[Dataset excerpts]
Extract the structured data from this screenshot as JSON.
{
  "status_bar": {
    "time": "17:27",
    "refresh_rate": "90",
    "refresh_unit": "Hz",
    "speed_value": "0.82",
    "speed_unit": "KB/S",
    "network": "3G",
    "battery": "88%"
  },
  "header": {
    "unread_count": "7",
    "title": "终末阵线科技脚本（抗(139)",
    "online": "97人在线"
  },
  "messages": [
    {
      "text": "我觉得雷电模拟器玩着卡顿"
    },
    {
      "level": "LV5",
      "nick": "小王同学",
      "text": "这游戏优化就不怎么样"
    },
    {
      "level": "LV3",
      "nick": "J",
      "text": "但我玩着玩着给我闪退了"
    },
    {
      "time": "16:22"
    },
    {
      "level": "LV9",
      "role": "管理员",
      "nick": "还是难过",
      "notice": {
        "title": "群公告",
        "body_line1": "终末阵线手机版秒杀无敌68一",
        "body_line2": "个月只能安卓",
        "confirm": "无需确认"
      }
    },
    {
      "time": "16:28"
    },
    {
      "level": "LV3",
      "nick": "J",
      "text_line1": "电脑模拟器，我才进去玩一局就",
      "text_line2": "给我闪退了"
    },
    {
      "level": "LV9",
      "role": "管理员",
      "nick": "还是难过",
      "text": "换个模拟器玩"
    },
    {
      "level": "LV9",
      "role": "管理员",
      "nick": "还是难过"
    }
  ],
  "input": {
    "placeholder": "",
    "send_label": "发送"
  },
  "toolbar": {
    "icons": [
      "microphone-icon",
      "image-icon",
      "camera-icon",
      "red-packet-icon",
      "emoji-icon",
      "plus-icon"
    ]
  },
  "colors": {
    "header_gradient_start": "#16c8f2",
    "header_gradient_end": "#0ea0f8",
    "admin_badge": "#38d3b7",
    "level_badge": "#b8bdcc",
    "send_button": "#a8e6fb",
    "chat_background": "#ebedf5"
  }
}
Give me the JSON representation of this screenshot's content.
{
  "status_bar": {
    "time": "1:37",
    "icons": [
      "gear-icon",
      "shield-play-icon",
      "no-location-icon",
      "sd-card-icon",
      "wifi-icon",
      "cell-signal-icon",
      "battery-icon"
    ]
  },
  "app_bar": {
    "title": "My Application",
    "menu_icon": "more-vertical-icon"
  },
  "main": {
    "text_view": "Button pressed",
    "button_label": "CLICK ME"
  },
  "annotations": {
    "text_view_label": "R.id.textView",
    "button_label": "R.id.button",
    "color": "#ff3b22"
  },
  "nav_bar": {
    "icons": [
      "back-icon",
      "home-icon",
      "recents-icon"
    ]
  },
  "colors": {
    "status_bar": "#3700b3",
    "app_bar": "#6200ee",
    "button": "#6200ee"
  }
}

§ What the task requires
Reproduce every line above without error.

§ Task solution
Extract the structured data from this screenshot as JSON.
{
  "status_bar": {
    "time": "17:27",
    "refresh_rate": "90",
    "refresh_unit": "Hz",
    "speed_value": "0.82",
    "speed_unit": "KB/S",
    "network": "3G",
    "battery": "88%"
  },
  "header": {
    "unread_count": "7",
    "title": "终末阵线科技脚本（抗(139)",
    "online": "97人在线"
  },
  "messages": [
    {
      "text": "我觉得雷电模拟器玩着卡顿"
    },
    {
      "level": "LV5",
      "nick": "小王同学",
      "text": "这游戏优化就不怎么样"
    },
    {
      "level": "LV3",
      "nick": "J",
      "text": "但我玩着玩着给我闪退了"
    },
    {
      "time": "16:22"
    },
    {
      "level": "LV9",
      "role": "管理员",
      "nick": "还是难过",
      "notice": {
        "title": "群公告",
        "body_line1": "终末阵线手机版秒杀无敌68一",
        "body_line2": "个月只能安卓",
        "confirm": "无需确认"
      }
    },
    {
      "time": "16:28"
    },
    {
      "level": "LV3",
      "nick": "J",
      "text_line1": "电脑模拟器，我才进去玩一局就",
      "text_line2": "给我闪退了"
    },
    {
      "level": "LV9",
      "role": "管理员",
      "nick": "还是难过",
      "text": "换个模拟器玩"
    },
    {
      "level": "LV9",
      "role": "管理员",
      "nick": "还是难过"
    }
  ],
  "input": {
    "placeholder": "",
    "send_label": "发送"
  },
  "toolbar": {
    "icons": [
      "microphone-icon",
      "image-icon",
      "camera-icon",
      "red-packet-icon",
      "emoji-icon",
      "plus-icon"
    ]
  },
  "colors": {
    "header_gradient_start": "#16c8f2",
    "header_gradient_end": "#0ea0f8",
    "admin_badge": "#38d3b7",
    "level_badge": "#b8bdcc",
    "send_button": "#a8e6fb",
    "chat_background": "#ebedf5"
  }
}
Give me the JSON representation of this screenshot's content.
{
  "status_bar": {
    "time": "1:37",
    "icons": [
      "gear-icon",
      "shield-play-icon",
      "no-location-icon",
      "sd-card-icon",
      "wifi-icon",
      "cell-signal-icon",
      "battery-icon"
    ]
  },
  "app_bar": {
    "title": "My Application",
    "menu_icon": "more-vertical-icon"
  },
  "main": {
    "text_view": "Button pressed",
    "button_label": "CLICK ME"
  },
  "annotations": {
    "text_view_label": "R.id.textView",
    "button_label": "R.id.button",
    "color": "#ff3b22"
  },
  "nav_bar": {
    "icons": [
      "back-icon",
      "home-icon",
      "recents-icon"
    ]
  },
  "colors": {
    "status_bar": "#3700b3",
    "app_bar": "#6200ee",
    "button": "#6200ee"
  }
}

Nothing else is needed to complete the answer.